SET EXERCISE -
Your answer should be one number: the count of lines in these entries that hold the word "última".

## start PROVIDED MATERIAL

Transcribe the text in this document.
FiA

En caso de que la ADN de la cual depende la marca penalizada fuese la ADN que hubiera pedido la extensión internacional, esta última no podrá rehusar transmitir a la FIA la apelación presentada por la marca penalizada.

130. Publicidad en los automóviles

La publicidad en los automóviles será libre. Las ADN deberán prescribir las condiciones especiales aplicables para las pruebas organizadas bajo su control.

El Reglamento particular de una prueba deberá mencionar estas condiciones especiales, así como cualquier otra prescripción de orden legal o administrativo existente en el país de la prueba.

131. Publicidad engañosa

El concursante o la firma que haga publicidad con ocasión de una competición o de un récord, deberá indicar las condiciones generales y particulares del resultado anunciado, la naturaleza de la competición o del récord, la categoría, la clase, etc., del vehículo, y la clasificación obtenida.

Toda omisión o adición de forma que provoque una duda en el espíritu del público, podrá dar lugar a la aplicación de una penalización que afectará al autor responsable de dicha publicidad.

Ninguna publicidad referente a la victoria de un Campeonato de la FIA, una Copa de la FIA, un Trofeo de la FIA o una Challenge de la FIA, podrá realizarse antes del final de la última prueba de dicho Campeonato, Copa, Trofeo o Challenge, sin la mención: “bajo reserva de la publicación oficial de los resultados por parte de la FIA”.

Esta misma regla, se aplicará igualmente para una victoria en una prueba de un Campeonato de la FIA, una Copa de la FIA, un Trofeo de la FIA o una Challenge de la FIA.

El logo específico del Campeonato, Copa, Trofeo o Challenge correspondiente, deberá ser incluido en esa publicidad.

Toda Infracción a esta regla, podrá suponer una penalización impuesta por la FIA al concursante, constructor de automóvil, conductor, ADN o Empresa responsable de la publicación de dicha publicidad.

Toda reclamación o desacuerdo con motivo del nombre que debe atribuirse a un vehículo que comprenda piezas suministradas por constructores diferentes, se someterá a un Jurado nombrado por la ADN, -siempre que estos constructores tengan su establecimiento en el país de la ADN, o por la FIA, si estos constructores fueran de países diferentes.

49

## end PROVIDED MATERIAL

THE ANSWER -
2